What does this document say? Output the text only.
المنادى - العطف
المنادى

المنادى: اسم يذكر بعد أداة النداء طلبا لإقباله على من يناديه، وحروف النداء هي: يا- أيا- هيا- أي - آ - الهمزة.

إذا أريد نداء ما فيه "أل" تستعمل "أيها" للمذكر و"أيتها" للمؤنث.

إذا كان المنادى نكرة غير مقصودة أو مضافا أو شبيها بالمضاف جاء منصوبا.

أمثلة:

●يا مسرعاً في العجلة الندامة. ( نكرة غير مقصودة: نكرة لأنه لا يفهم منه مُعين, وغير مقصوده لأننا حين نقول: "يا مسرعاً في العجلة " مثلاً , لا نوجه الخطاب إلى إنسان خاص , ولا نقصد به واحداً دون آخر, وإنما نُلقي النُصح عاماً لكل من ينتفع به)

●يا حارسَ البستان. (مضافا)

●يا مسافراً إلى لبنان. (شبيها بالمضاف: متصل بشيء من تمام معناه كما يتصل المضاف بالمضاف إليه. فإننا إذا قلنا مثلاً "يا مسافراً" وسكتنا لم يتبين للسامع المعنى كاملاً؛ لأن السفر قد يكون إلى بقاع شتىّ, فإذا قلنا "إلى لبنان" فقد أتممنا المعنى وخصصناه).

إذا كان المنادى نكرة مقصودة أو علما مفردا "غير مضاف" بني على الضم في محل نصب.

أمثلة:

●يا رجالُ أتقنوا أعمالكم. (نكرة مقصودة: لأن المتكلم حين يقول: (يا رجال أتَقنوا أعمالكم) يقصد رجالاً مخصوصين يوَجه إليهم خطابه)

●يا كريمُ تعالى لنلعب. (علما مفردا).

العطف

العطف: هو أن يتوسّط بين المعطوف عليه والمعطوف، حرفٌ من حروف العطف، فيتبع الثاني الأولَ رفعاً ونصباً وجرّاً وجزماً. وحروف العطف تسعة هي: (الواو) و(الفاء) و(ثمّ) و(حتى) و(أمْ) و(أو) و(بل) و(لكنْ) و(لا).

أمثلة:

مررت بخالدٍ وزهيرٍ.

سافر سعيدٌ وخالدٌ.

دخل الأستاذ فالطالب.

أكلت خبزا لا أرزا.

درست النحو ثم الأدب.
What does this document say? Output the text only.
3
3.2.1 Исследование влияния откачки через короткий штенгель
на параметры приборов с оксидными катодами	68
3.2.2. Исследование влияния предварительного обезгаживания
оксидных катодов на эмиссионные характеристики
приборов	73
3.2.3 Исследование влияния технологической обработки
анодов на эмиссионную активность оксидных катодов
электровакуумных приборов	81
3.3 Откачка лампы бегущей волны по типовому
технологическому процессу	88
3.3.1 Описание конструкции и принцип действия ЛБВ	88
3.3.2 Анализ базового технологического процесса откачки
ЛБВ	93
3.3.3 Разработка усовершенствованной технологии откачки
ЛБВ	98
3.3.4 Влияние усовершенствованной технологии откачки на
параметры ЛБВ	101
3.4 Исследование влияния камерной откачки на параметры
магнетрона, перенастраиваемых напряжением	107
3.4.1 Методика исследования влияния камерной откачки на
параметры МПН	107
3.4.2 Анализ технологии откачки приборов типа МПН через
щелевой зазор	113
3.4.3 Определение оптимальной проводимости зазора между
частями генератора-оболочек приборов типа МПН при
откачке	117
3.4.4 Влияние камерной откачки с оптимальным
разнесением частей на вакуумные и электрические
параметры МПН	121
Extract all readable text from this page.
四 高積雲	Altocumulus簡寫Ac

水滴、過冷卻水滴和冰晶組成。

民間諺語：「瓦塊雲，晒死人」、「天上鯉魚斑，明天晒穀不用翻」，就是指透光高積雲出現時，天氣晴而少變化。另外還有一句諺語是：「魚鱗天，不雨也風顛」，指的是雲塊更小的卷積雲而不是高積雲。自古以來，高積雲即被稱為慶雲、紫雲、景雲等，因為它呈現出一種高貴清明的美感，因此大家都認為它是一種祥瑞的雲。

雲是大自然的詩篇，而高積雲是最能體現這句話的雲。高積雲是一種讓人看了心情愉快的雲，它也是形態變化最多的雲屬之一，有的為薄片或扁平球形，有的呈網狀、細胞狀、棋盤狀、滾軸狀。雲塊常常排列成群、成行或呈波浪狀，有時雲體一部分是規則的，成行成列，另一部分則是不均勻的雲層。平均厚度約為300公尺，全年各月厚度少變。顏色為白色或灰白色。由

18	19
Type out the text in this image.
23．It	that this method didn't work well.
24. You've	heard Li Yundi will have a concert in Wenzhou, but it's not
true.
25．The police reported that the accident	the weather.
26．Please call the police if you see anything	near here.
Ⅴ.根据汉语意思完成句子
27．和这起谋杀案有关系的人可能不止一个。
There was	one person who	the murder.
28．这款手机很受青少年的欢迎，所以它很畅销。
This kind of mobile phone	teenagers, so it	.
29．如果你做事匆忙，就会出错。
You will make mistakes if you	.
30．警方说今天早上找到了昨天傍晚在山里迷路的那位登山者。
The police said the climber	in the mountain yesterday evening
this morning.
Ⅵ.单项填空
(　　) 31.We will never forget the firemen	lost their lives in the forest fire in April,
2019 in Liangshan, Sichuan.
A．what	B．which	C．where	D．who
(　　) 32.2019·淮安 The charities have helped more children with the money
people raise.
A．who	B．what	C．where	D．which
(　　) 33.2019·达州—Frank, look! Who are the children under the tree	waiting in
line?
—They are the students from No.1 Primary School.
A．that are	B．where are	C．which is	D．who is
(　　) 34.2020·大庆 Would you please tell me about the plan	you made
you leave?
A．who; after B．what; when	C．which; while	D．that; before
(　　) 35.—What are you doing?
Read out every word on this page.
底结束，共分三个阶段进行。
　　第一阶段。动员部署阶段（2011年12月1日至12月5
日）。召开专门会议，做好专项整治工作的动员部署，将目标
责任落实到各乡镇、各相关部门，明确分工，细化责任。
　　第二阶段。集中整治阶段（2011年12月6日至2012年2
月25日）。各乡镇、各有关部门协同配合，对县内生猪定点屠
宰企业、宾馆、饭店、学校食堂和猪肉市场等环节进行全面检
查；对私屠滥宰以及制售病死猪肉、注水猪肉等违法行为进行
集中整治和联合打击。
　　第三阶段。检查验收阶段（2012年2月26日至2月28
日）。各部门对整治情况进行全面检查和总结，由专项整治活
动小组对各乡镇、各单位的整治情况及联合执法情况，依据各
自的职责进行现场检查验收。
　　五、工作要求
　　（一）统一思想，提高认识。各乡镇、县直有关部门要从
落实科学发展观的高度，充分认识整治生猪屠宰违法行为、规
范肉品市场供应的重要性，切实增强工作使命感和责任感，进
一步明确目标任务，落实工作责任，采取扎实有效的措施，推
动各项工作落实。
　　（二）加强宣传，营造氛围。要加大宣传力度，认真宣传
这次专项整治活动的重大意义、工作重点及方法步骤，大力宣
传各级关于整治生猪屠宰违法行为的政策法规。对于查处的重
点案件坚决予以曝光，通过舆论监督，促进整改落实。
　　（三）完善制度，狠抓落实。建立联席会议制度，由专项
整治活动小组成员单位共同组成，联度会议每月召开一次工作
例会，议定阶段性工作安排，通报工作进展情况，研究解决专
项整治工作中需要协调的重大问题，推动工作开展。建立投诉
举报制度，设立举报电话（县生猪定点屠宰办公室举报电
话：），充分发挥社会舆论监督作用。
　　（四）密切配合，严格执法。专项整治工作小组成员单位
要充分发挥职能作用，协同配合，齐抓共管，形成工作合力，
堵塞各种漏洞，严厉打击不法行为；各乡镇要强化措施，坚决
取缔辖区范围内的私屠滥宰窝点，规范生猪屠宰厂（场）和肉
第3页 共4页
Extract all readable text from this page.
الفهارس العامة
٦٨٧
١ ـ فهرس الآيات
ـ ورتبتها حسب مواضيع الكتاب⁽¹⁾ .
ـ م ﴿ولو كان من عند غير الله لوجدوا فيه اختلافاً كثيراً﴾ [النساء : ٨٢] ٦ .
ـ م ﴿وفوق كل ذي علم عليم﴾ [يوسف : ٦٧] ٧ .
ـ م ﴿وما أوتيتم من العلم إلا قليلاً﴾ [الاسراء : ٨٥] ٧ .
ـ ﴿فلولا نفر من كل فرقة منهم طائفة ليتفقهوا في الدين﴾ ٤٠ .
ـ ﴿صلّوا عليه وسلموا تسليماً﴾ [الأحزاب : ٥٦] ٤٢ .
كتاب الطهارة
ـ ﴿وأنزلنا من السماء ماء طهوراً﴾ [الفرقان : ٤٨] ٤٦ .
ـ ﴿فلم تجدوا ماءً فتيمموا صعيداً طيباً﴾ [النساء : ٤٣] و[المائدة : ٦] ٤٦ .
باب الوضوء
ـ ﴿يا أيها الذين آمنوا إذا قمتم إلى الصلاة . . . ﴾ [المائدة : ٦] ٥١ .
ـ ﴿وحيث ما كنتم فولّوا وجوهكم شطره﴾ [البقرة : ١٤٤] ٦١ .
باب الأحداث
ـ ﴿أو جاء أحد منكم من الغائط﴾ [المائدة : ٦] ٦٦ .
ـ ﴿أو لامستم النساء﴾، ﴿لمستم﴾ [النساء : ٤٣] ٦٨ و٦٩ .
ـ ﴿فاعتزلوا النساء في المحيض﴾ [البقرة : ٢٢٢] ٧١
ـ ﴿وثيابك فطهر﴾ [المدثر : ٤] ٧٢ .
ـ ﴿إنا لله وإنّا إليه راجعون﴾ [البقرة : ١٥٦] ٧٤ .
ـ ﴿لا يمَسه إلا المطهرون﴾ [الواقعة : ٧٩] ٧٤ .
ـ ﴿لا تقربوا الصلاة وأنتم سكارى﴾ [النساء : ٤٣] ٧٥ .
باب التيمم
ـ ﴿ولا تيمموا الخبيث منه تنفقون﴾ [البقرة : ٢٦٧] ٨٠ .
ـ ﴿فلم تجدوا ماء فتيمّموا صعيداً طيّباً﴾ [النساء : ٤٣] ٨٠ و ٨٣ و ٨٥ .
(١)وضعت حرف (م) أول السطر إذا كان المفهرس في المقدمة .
§
Pull out each line containing the word "عليه" and copy it.

__Expected answer__
العطف: هو أن يتوسّط بين المعطوف عليه والمعطوف، حرفٌ من حروف العطف، فيتبع الثاني الأولَ رفعاً ونصباً وجرّاً وجزماً. وحروف العطف تسعة هي: (الواو) و(الفاء) و(ثمّ) و(حتى) و(أمْ) و(أو) و(بل) و(لكنْ) و(لا).
ـ ﴿صلّوا عليه وسلموا تسليماً﴾ [الأحزاب : ٥٦] ٤٢ .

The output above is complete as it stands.